• _Aim of the exercise_:
Whenever a line below holds the word "Theory", copy that line.

• _Provided records_:
<<<<
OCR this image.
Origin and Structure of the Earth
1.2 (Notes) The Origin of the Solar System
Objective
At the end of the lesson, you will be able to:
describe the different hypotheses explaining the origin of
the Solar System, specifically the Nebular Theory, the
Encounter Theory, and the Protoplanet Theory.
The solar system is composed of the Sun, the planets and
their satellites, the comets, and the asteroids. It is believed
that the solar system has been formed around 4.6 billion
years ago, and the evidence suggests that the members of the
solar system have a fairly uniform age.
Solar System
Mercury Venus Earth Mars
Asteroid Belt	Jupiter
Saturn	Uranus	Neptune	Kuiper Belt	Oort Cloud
>>>>
<<<<
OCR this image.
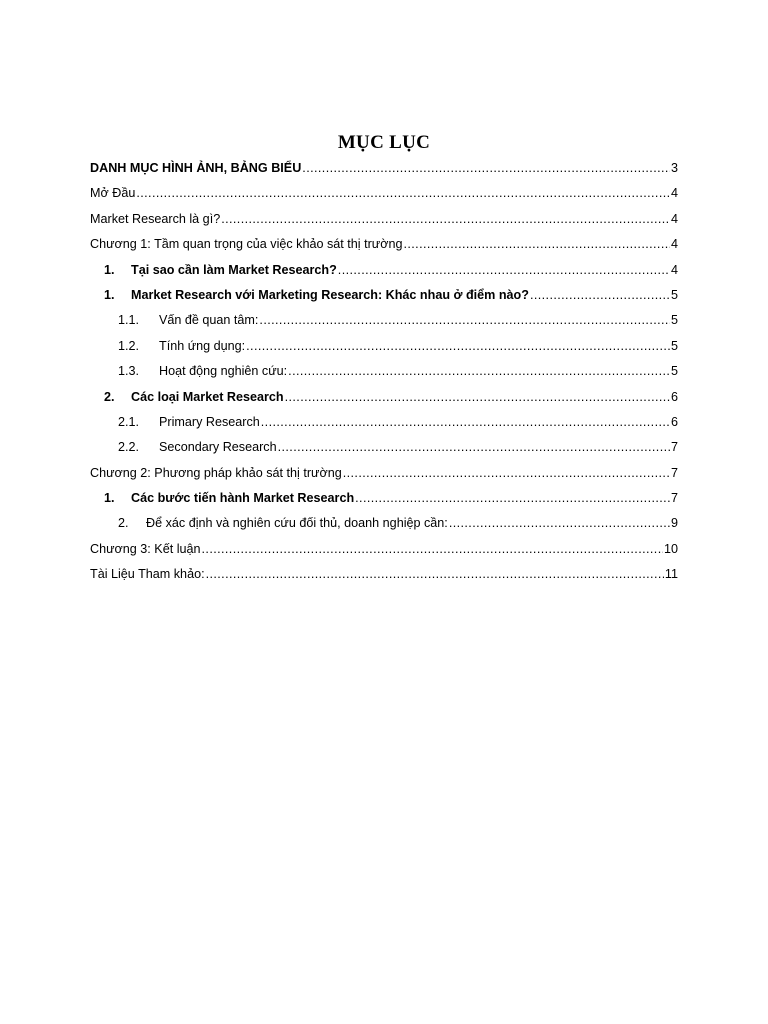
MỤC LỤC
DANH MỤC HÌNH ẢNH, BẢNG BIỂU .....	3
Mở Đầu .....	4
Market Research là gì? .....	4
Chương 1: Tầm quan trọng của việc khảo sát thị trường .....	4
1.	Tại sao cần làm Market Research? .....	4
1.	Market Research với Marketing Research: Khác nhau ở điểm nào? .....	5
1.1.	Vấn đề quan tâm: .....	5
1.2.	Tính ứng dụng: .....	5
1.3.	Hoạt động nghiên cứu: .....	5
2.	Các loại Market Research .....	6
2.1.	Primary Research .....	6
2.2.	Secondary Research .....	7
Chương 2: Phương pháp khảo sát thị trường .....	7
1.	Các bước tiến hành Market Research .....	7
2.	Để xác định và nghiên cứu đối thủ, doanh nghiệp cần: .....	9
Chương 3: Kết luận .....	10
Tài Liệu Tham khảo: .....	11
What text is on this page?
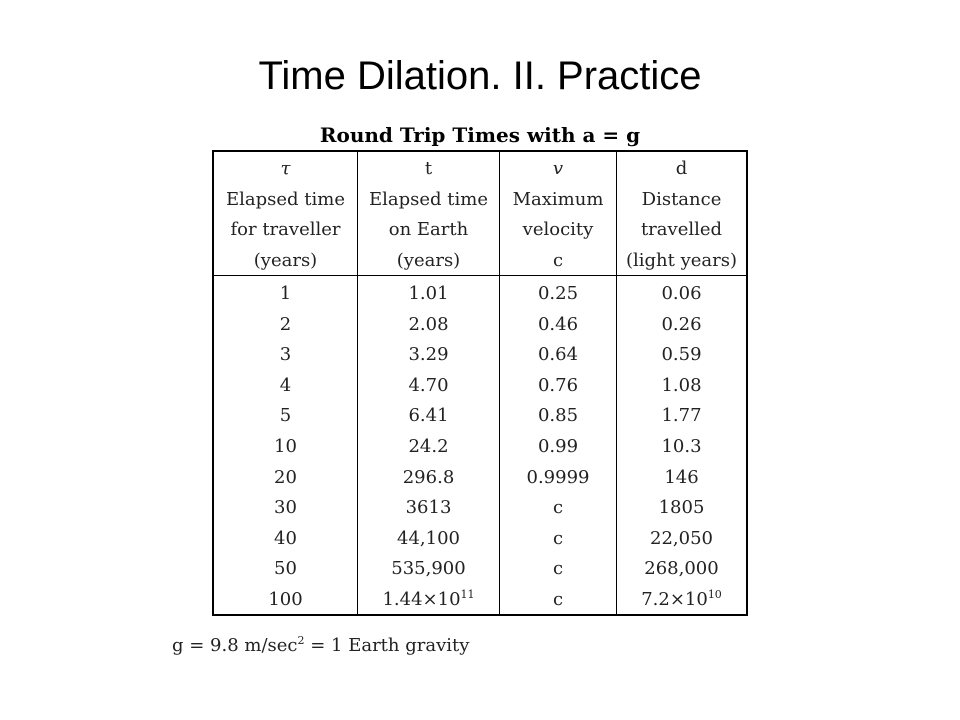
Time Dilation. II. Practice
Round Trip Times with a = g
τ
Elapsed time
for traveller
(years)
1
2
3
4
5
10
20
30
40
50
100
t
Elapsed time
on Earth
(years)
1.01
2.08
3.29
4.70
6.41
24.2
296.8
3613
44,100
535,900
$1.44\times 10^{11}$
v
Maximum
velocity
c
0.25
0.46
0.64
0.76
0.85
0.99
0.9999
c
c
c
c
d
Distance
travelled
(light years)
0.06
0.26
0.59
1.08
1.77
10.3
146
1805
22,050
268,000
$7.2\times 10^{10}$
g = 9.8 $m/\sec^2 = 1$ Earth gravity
>>>>
• _Exercise solution_:
the Solar System, specifically the Nebular Theory, the
Encounter Theory, and the Protoplanet Theory.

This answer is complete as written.